Entries supplied
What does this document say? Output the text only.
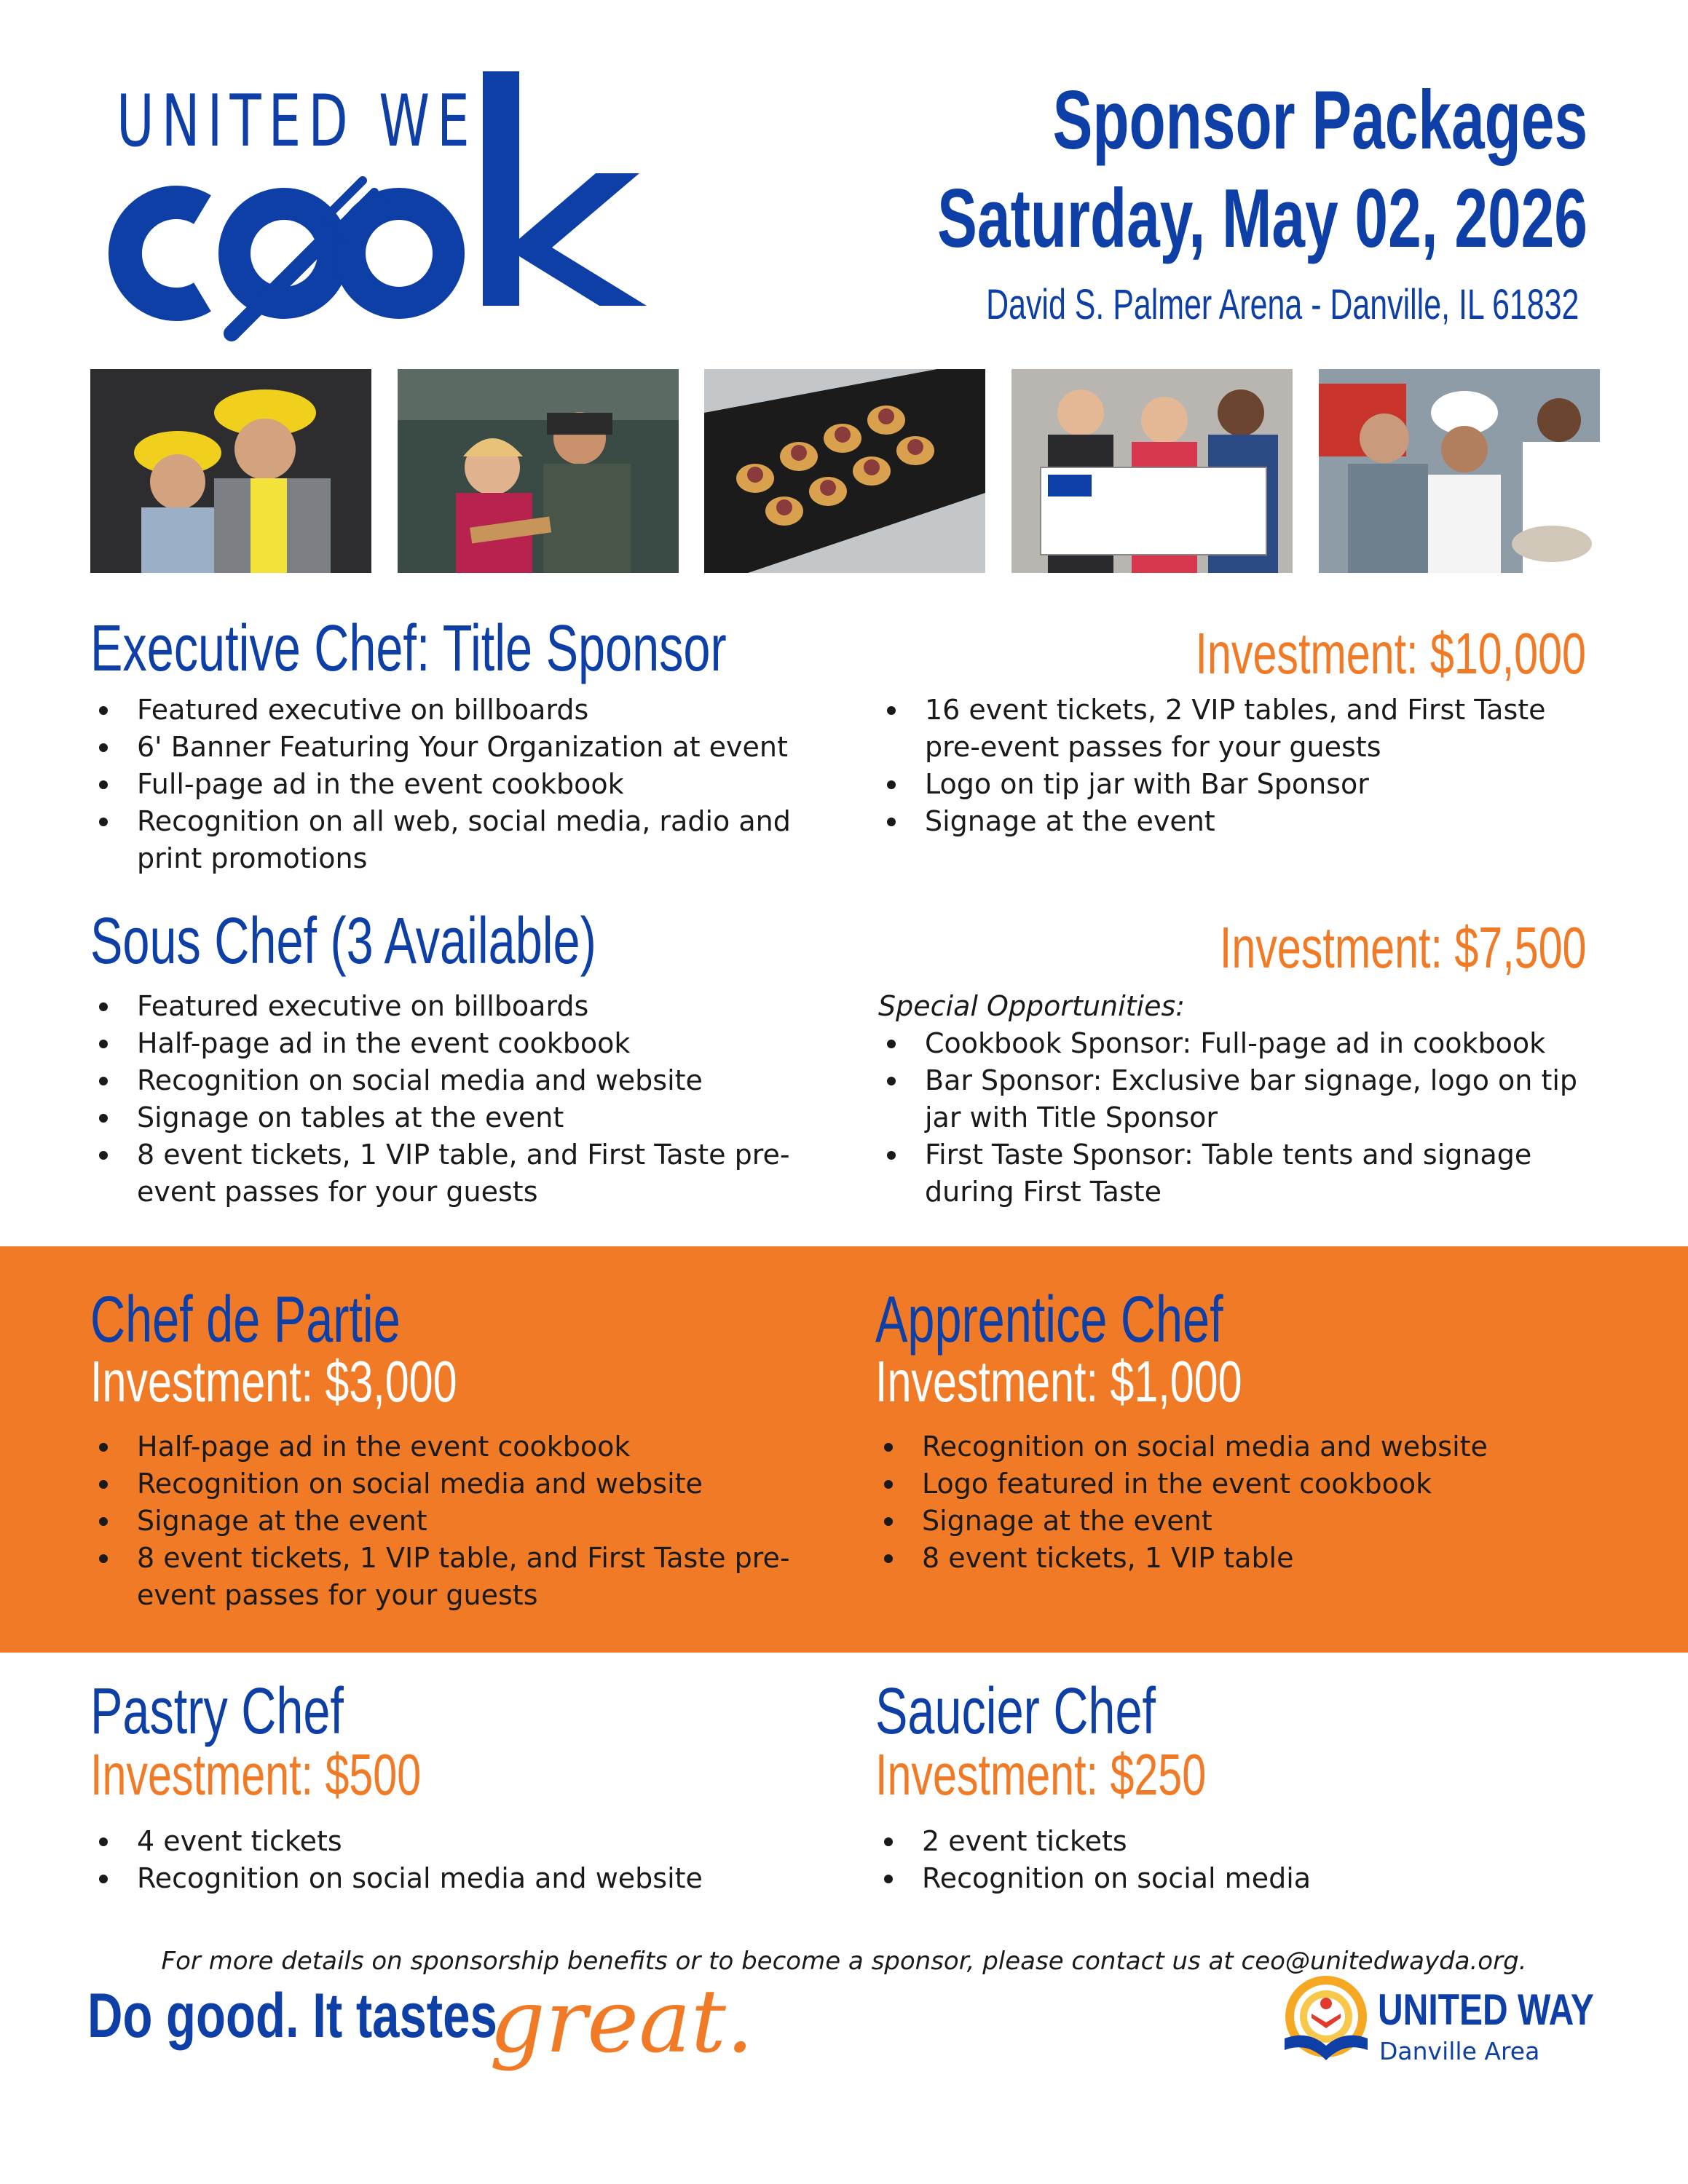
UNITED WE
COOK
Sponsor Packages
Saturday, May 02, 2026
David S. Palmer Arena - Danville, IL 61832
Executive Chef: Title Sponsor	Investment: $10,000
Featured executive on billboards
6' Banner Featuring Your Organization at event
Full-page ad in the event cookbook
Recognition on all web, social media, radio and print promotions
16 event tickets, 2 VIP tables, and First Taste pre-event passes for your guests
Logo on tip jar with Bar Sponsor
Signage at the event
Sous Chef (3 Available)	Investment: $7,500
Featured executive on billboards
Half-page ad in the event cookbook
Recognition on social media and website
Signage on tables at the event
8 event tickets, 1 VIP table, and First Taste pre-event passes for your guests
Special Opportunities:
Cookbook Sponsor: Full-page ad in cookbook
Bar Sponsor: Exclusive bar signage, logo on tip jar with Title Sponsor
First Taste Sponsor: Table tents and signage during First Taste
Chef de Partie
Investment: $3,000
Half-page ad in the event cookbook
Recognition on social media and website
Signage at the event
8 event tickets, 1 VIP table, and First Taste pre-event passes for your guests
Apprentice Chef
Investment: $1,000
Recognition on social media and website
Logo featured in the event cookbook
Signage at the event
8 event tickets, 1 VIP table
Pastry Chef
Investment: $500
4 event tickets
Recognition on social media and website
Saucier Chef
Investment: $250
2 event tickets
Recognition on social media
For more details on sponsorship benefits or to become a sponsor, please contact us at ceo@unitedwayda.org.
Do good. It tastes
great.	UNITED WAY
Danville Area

What is required
Copy out every line in the listing where the word "with" appears.

Exercise answer
Logo on tip jar with Bar Sponsor
Bar Sponsor: Exclusive bar signage, logo on tip jar with Title Sponsor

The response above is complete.